Data extracted from a collection:
■ ■ ■
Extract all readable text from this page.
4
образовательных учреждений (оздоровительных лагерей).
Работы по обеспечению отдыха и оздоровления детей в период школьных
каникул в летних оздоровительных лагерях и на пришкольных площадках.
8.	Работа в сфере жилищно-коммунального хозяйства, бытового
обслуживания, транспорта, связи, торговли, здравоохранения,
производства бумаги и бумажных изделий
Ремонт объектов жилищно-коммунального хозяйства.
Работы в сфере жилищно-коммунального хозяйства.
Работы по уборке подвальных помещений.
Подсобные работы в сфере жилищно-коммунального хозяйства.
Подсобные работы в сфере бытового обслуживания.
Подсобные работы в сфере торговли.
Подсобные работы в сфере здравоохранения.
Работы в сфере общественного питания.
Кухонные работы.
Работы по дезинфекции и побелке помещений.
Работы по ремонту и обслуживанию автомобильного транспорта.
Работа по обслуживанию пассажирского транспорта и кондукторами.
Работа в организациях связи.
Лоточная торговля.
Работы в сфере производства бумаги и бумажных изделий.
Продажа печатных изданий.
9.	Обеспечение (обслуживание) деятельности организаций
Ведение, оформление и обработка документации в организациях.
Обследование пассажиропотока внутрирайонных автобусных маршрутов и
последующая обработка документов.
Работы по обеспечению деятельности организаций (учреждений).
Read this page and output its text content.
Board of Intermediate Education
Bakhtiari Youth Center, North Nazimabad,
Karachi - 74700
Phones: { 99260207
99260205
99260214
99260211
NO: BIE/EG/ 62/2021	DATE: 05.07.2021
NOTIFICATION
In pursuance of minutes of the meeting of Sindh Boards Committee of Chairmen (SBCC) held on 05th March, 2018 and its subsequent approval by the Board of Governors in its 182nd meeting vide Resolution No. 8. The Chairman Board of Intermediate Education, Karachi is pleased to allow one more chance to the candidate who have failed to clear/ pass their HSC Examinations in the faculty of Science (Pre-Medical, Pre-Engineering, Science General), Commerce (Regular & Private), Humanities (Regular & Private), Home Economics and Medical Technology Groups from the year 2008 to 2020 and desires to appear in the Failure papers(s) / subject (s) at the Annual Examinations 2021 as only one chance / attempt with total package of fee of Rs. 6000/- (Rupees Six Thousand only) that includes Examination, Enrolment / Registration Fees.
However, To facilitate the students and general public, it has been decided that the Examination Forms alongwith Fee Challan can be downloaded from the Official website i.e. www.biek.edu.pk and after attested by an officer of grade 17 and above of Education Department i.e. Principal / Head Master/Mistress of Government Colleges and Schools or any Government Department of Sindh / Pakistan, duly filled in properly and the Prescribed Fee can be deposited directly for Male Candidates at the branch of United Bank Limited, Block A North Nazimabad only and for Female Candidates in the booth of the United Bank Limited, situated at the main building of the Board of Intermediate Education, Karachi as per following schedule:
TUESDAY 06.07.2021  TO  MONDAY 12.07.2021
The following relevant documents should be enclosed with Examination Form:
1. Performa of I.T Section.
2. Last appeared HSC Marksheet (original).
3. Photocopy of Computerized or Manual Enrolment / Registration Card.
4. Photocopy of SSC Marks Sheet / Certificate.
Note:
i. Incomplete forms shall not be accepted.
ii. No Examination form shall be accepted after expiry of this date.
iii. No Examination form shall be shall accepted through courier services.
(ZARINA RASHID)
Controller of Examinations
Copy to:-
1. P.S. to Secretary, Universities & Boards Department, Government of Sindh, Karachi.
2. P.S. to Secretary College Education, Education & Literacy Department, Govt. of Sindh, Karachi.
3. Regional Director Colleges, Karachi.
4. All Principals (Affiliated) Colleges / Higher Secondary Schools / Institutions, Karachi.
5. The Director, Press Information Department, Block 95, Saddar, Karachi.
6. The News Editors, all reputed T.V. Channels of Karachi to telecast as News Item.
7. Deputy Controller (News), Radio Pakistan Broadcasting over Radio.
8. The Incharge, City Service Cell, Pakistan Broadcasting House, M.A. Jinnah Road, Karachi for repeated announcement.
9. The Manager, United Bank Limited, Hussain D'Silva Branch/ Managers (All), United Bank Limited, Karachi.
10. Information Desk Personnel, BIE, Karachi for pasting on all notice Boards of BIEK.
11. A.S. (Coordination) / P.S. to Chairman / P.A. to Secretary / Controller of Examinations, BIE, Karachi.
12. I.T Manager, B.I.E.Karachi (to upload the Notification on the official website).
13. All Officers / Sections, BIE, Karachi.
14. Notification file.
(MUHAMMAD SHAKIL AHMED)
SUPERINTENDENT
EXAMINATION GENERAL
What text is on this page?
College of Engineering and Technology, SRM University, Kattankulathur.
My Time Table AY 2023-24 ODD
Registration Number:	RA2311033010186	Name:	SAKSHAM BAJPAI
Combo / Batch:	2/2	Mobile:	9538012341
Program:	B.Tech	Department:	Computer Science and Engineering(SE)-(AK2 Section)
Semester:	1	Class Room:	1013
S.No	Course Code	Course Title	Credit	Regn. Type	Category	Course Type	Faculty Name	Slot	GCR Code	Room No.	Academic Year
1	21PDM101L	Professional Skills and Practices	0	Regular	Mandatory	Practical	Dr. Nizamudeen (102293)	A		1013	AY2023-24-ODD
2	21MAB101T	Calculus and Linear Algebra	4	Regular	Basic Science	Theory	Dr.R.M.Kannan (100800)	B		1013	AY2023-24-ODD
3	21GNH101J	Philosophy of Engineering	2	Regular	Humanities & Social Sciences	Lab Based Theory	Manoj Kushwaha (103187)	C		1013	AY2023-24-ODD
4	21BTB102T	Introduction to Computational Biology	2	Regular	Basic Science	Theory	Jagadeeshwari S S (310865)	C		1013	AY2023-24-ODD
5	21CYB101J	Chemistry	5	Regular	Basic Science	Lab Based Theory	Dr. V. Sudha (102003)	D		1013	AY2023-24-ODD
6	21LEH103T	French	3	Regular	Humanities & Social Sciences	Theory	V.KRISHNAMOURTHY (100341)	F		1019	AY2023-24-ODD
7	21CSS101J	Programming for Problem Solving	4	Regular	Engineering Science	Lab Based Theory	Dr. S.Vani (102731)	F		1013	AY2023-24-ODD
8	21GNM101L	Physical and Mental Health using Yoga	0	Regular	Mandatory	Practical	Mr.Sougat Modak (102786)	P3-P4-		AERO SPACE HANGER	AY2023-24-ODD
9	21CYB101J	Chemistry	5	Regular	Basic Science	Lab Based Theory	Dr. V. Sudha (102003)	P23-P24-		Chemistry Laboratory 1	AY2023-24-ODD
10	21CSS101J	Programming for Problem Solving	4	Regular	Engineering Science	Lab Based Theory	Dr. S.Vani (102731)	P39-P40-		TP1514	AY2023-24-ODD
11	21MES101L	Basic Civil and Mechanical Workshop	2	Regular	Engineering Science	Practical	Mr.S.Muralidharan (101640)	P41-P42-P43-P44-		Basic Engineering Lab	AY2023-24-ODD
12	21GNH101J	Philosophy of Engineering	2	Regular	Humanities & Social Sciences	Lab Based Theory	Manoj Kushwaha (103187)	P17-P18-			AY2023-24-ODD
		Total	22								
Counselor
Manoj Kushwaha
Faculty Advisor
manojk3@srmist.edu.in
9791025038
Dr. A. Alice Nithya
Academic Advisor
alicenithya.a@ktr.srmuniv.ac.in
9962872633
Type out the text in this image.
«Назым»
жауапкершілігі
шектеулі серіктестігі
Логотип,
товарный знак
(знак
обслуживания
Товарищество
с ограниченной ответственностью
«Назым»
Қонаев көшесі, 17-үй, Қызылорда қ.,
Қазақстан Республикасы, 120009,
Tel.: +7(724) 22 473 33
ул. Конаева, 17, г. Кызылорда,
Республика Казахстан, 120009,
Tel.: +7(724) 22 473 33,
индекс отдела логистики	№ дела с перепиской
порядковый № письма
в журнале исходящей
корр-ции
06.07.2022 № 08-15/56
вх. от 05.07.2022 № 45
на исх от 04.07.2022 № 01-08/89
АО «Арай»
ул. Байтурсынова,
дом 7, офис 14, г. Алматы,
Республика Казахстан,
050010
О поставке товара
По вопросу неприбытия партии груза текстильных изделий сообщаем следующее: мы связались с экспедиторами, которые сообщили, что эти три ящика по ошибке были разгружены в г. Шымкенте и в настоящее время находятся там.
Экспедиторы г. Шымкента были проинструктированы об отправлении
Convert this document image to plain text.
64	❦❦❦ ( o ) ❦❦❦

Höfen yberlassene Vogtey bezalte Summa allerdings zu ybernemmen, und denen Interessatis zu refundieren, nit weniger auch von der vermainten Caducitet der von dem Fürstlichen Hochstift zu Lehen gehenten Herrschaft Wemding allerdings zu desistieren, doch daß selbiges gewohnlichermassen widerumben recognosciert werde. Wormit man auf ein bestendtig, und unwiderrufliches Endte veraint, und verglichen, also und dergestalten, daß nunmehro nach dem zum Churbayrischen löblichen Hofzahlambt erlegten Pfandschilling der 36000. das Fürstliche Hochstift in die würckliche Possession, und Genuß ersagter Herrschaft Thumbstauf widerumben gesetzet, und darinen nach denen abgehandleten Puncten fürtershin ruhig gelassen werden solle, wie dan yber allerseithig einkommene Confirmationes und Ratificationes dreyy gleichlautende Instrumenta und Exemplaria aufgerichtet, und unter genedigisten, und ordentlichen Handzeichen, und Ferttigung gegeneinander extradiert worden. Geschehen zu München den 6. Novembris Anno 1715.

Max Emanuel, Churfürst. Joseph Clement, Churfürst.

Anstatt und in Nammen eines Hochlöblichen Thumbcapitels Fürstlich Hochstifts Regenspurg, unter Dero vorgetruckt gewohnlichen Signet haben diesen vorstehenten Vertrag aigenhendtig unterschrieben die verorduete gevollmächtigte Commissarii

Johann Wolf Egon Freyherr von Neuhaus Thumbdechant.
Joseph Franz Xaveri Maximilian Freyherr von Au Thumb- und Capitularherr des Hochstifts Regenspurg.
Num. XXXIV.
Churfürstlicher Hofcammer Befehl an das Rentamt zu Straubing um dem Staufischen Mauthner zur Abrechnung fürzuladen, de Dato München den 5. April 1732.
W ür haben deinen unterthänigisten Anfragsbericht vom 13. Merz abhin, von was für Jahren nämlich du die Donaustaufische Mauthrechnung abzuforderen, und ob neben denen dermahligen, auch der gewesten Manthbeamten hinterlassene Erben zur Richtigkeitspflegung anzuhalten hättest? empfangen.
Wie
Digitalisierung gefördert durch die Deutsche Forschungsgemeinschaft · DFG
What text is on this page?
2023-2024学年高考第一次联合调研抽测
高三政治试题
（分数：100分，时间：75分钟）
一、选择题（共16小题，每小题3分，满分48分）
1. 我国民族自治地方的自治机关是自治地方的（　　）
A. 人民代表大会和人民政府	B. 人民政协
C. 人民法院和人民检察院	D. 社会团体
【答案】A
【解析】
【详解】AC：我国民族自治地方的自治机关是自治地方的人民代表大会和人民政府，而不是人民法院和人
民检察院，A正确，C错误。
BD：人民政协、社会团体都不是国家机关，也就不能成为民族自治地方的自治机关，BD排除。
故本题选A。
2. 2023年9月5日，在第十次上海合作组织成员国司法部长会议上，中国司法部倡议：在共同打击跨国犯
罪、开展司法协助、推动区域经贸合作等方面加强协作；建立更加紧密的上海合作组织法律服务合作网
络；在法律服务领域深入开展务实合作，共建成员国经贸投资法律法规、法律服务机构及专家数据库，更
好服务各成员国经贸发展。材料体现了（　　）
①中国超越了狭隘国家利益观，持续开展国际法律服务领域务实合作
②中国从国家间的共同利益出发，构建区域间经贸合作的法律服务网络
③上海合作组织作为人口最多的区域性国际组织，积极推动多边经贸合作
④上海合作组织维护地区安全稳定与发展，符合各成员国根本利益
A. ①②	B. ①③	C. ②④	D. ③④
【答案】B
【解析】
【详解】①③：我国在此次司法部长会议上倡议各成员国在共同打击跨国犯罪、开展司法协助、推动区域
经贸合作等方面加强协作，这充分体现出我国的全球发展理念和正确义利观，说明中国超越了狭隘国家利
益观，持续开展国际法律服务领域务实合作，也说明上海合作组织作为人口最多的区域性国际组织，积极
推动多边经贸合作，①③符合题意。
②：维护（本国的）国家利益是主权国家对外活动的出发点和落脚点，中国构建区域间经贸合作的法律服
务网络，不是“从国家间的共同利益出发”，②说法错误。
■ ■ ■
[WRITTEN EXERCISE]
Give back only a number, the number of lines where the string "Examinations" occurs.

[SOLUTION TO THIS PROBLEM]
3